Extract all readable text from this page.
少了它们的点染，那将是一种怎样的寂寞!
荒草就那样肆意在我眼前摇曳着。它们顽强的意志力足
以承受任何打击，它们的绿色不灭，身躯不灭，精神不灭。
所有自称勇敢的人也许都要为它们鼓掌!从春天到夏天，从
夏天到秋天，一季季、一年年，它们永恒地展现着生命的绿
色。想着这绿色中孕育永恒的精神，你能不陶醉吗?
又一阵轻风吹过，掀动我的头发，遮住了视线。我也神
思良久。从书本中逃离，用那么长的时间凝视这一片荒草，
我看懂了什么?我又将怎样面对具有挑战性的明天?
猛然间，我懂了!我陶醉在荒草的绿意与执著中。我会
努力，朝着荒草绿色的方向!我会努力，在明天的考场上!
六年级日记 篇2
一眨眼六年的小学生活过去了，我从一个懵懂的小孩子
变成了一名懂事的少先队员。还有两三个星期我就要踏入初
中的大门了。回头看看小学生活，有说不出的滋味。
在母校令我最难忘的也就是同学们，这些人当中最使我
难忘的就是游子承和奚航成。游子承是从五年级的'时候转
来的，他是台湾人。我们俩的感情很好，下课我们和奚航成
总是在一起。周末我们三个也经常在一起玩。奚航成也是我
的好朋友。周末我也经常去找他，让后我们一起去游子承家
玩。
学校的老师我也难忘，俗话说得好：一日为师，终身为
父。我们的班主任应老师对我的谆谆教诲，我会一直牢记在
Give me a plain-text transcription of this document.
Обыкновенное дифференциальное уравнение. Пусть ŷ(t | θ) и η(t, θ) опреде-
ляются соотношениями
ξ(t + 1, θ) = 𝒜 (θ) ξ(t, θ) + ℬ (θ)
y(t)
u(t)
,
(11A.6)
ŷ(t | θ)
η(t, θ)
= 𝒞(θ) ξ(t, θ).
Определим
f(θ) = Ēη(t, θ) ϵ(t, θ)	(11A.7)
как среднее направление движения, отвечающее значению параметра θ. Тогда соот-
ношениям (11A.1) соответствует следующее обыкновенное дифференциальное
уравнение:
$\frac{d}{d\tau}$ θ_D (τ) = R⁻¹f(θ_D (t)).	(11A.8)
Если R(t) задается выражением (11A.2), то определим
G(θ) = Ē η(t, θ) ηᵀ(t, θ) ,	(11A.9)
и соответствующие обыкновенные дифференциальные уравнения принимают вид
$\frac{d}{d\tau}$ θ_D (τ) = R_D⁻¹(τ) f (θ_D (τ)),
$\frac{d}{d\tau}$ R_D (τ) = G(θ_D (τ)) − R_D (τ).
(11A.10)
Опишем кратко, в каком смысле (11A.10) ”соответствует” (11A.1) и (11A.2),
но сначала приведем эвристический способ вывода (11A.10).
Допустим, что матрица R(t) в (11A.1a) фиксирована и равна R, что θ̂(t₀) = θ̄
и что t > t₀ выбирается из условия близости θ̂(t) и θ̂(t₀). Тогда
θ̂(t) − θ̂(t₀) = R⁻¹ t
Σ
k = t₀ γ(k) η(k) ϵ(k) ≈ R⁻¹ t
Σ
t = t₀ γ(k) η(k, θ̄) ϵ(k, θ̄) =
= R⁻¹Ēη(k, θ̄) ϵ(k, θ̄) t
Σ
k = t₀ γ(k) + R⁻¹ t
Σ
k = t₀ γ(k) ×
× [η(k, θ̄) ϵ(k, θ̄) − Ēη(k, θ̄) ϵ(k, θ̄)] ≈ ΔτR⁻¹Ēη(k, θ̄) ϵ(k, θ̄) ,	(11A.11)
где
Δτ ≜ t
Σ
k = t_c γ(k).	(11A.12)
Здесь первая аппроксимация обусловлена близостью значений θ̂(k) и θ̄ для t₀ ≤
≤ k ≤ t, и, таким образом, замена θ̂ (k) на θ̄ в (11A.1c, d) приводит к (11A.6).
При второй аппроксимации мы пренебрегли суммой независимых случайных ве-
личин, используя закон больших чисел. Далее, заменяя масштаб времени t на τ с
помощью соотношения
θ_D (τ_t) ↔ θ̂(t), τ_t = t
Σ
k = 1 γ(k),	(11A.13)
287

● **Set task**:
Transcribe each entry precisely, missing none.

● **Task response**:
Extract all readable text from this page.
少了它们的点染，那将是一种怎样的寂寞!
荒草就那样肆意在我眼前摇曳着。它们顽强的意志力足
以承受任何打击，它们的绿色不灭，身躯不灭，精神不灭。
所有自称勇敢的人也许都要为它们鼓掌!从春天到夏天，从
夏天到秋天，一季季、一年年，它们永恒地展现着生命的绿
色。想着这绿色中孕育永恒的精神，你能不陶醉吗?
又一阵轻风吹过，掀动我的头发，遮住了视线。我也神
思良久。从书本中逃离，用那么长的时间凝视这一片荒草，
我看懂了什么?我又将怎样面对具有挑战性的明天?
猛然间，我懂了!我陶醉在荒草的绿意与执著中。我会
努力，朝着荒草绿色的方向!我会努力，在明天的考场上!
六年级日记 篇2
一眨眼六年的小学生活过去了，我从一个懵懂的小孩子
变成了一名懂事的少先队员。还有两三个星期我就要踏入初
中的大门了。回头看看小学生活，有说不出的滋味。
在母校令我最难忘的也就是同学们，这些人当中最使我
难忘的就是游子承和奚航成。游子承是从五年级的'时候转
来的，他是台湾人。我们俩的感情很好，下课我们和奚航成
总是在一起。周末我们三个也经常在一起玩。奚航成也是我
的好朋友。周末我也经常去找他，让后我们一起去游子承家
玩。
学校的老师我也难忘，俗话说得好：一日为师，终身为
父。我们的班主任应老师对我的谆谆教诲，我会一直牢记在
Give me a plain-text transcription of this document.
Обыкновенное дифференциальное уравнение. Пусть ŷ(t | θ) и η(t, θ) опреде-
ляются соотношениями
ξ(t + 1, θ) = 𝒜 (θ) ξ(t, θ) + ℬ (θ)
y(t)
u(t)
,
(11A.6)
ŷ(t | θ)
η(t, θ)
= 𝒞(θ) ξ(t, θ).
Определим
f(θ) = Ēη(t, θ) ϵ(t, θ)	(11A.7)
как среднее направление движения, отвечающее значению параметра θ. Тогда соот-
ношениям (11A.1) соответствует следующее обыкновенное дифференциальное
уравнение:
$\frac{d}{d\tau}$ θ_D (τ) = R⁻¹f(θ_D (t)).	(11A.8)
Если R(t) задается выражением (11A.2), то определим
G(θ) = Ē η(t, θ) ηᵀ(t, θ) ,	(11A.9)
и соответствующие обыкновенные дифференциальные уравнения принимают вид
$\frac{d}{d\tau}$ θ_D (τ) = R_D⁻¹(τ) f (θ_D (τ)),
$\frac{d}{d\tau}$ R_D (τ) = G(θ_D (τ)) − R_D (τ).
(11A.10)
Опишем кратко, в каком смысле (11A.10) ”соответствует” (11A.1) и (11A.2),
но сначала приведем эвристический способ вывода (11A.10).
Допустим, что матрица R(t) в (11A.1a) фиксирована и равна R, что θ̂(t₀) = θ̄
и что t > t₀ выбирается из условия близости θ̂(t) и θ̂(t₀). Тогда
θ̂(t) − θ̂(t₀) = R⁻¹ t
Σ
k = t₀ γ(k) η(k) ϵ(k) ≈ R⁻¹ t
Σ
t = t₀ γ(k) η(k, θ̄) ϵ(k, θ̄) =
= R⁻¹Ēη(k, θ̄) ϵ(k, θ̄) t
Σ
k = t₀ γ(k) + R⁻¹ t
Σ
k = t₀ γ(k) ×
× [η(k, θ̄) ϵ(k, θ̄) − Ēη(k, θ̄) ϵ(k, θ̄)] ≈ ΔτR⁻¹Ēη(k, θ̄) ϵ(k, θ̄) ,	(11A.11)
где
Δτ ≜ t
Σ
k = t_c γ(k).	(11A.12)
Здесь первая аппроксимация обусловлена близостью значений θ̂(k) и θ̄ для t₀ ≤
≤ k ≤ t, и, таким образом, замена θ̂ (k) на θ̄ в (11A.1c, d) приводит к (11A.6).
При второй аппроксимации мы пренебрегли суммой независимых случайных ве-
личин, используя закон больших чисел. Далее, заменяя масштаб времени t на τ с
помощью соотношения
θ_D (τ_t) ↔ θ̂(t), τ_t = t
Σ
k = 1 γ(k),	(11A.13)
287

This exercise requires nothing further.